• _Consignes de l'exercice_
Imprimez à l'identique chaque ligne du matériel ci-dessous, sans en omettre ni en modifier aucune.

• _Éléments répertoriés dans un jeu de données_
#####
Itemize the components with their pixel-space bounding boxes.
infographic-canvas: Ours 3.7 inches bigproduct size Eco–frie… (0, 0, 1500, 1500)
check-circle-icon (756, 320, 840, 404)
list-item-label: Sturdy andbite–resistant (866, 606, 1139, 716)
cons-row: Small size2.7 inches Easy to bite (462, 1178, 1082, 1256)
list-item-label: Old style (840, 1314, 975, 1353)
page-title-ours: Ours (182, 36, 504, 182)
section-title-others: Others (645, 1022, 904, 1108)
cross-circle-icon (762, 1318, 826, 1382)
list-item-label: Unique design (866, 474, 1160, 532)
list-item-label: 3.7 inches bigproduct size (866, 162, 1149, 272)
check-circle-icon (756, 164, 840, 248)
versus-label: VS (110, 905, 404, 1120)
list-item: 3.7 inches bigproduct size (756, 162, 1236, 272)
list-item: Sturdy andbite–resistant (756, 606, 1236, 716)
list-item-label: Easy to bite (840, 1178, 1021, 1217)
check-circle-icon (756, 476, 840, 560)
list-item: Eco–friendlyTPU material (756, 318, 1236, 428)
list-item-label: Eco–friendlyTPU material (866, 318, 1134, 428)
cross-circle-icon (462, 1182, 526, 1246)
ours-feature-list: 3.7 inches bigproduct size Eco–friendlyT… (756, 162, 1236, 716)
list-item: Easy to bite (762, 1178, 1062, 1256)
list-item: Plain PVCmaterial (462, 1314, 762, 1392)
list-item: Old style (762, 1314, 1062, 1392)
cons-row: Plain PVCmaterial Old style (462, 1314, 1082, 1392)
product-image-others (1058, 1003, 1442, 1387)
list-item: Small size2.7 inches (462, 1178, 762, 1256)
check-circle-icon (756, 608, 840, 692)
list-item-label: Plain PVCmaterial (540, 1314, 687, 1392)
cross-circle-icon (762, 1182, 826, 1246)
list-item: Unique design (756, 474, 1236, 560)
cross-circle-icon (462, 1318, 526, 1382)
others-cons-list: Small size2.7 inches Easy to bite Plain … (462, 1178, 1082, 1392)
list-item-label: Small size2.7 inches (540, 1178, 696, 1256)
#####
• _Réponse attendue_
Itemize the components with their pixel-space bounding boxes.
infographic-canvas: Ours 3.7 inches bigproduct size Eco–frie… (0, 0, 1500, 1500)
check-circle-icon (756, 320, 840, 404)
list-item-label: Sturdy andbite–resistant (866, 606, 1139, 716)
cons-row: Small size2.7 inches Easy to bite (462, 1178, 1082, 1256)
list-item-label: Old style (840, 1314, 975, 1353)
page-title-ours: Ours (182, 36, 504, 182)
section-title-others: Others (645, 1022, 904, 1108)
cross-circle-icon (762, 1318, 826, 1382)
list-item-label: Unique design (866, 474, 1160, 532)
list-item-label: 3.7 inches bigproduct size (866, 162, 1149, 272)
check-circle-icon (756, 164, 840, 248)
versus-label: VS (110, 905, 404, 1120)
list-item: 3.7 inches bigproduct size (756, 162, 1236, 272)
list-item: Sturdy andbite–resistant (756, 606, 1236, 716)
list-item-label: Easy to bite (840, 1178, 1021, 1217)
check-circle-icon (756, 476, 840, 560)
list-item: Eco–friendlyTPU material (756, 318, 1236, 428)
list-item-label: Eco–friendlyTPU material (866, 318, 1134, 428)
cross-circle-icon (462, 1182, 526, 1246)
ours-feature-list: 3.7 inches bigproduct size Eco–friendlyT… (756, 162, 1236, 716)
list-item: Easy to bite (762, 1178, 1062, 1256)
list-item: Plain PVCmaterial (462, 1314, 762, 1392)
list-item: Old style (762, 1314, 1062, 1392)
cons-row: Plain PVCmaterial Old style (462, 1314, 1082, 1392)
product-image-others (1058, 1003, 1442, 1387)
list-item: Small size2.7 inches (462, 1178, 762, 1256)
check-circle-icon (756, 608, 840, 692)
list-item-label: Plain PVCmaterial (540, 1314, 687, 1392)
cross-circle-icon (762, 1182, 826, 1246)
list-item: Unique design (756, 474, 1236, 560)
cross-circle-icon (462, 1318, 526, 1382)
others-cons-list: Small size2.7 inches Easy to bite Plain … (462, 1178, 1082, 1392)
list-item-label: Small size2.7 inches (540, 1178, 696, 1256)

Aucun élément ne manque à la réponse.